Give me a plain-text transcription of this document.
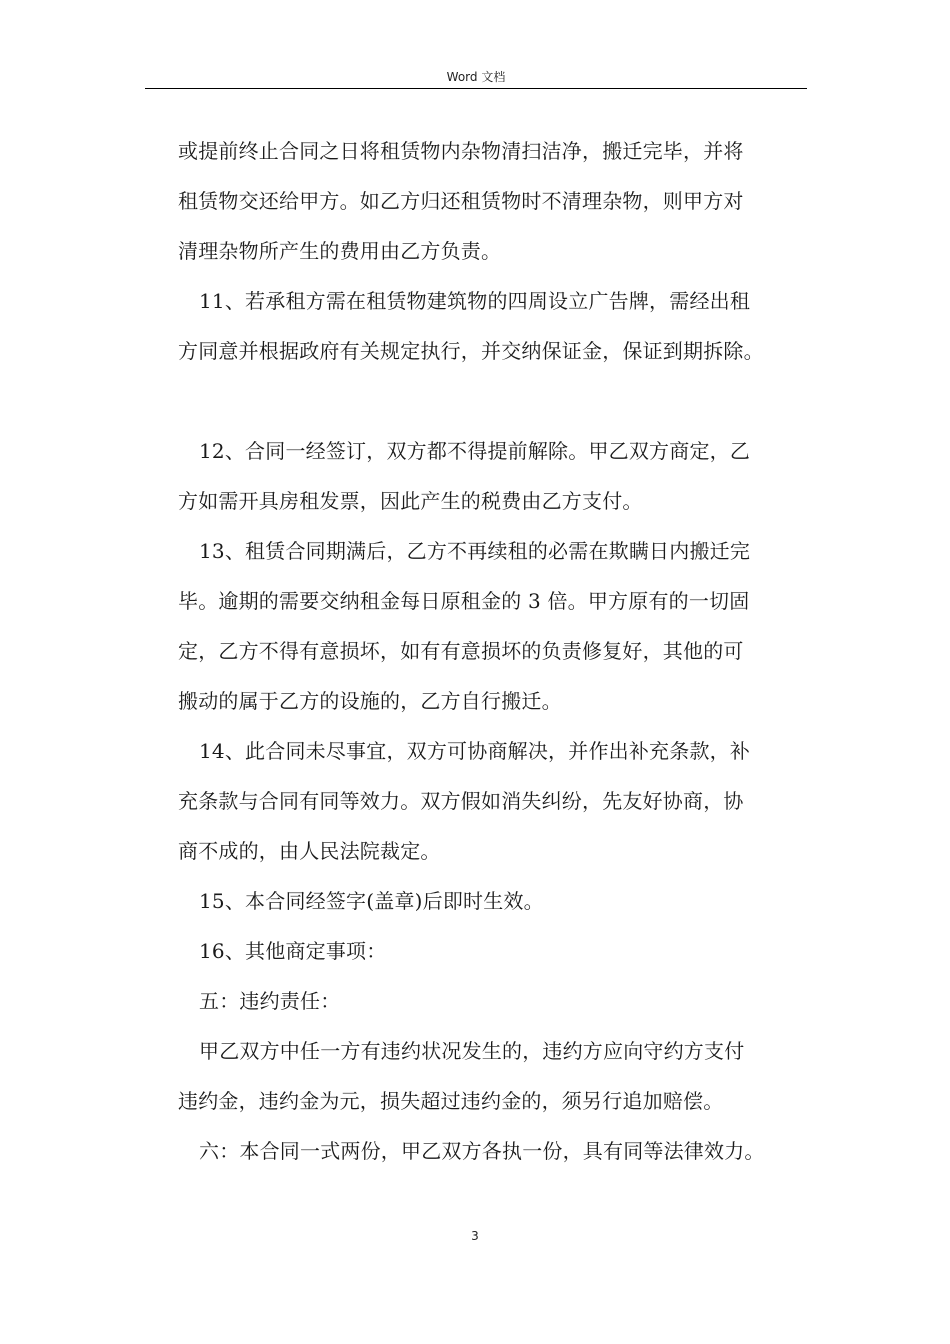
Word 文档

或提前终止合同之日将租赁物内杂物清扫洁净，搬迁完毕，并将

租赁物交还给甲方。如乙方归还租赁物时不清理杂物，则甲方对

清理杂物所产生的费用由乙方负责。

11、若承租方需在租赁物建筑物的四周设立广告牌，需经出租

方同意并根据政府有关规定执行，并交纳保证金，保证到期拆除。

12、合同一经签订，双方都不得提前解除。甲乙双方商定，乙

方如需开具房租发票，因此产生的税费由乙方支付。

13、租赁合同期满后，乙方不再续租的必需在欺瞒日内搬迁完

毕。逾期的需要交纳租金每日原租金的 3 倍。甲方原有的一切固

定，乙方不得有意损坏，如有有意损坏的负责修复好，其他的可

搬动的属于乙方的设施的，乙方自行搬迁。

14、此合同未尽事宜，双方可协商解决，并作出补充条款，补

充条款与合同有同等效力。双方假如消失纠纷，先友好协商，协

商不成的，由人民法院裁定。

15、本合同经签字(盖章)后即时生效。

16、其他商定事项：

五：违约责任：

甲乙双方中任一方有违约状况发生的，违约方应向守约方支付

违约金，违约金为元，损失超过违约金的，须另行追加赔偿。

六：本合同一式两份，甲乙双方各执一份，具有同等法律效力。

3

────

▸ BRIEF
All records must be output exactly as they are, except for the pictures, which are left out.

▸ SOLUTION BELOW
Give me a plain-text transcription of this document.
Word 文档

或提前终止合同之日将租赁物内杂物清扫洁净，搬迁完毕，并将

租赁物交还给甲方。如乙方归还租赁物时不清理杂物，则甲方对

清理杂物所产生的费用由乙方负责。

11、若承租方需在租赁物建筑物的四周设立广告牌，需经出租

方同意并根据政府有关规定执行，并交纳保证金，保证到期拆除。

12、合同一经签订，双方都不得提前解除。甲乙双方商定，乙

方如需开具房租发票，因此产生的税费由乙方支付。

13、租赁合同期满后，乙方不再续租的必需在欺瞒日内搬迁完

毕。逾期的需要交纳租金每日原租金的 3 倍。甲方原有的一切固

定，乙方不得有意损坏，如有有意损坏的负责修复好，其他的可

搬动的属于乙方的设施的，乙方自行搬迁。

14、此合同未尽事宜，双方可协商解决，并作出补充条款，补

充条款与合同有同等效力。双方假如消失纠纷，先友好协商，协

商不成的，由人民法院裁定。

15、本合同经签字(盖章)后即时生效。

16、其他商定事项：

五：违约责任：

甲乙双方中任一方有违约状况发生的，违约方应向守约方支付

违约金，违约金为元，损失超过违约金的，须另行追加赔偿。

六：本合同一式两份，甲乙双方各执一份，具有同等法律效力。

3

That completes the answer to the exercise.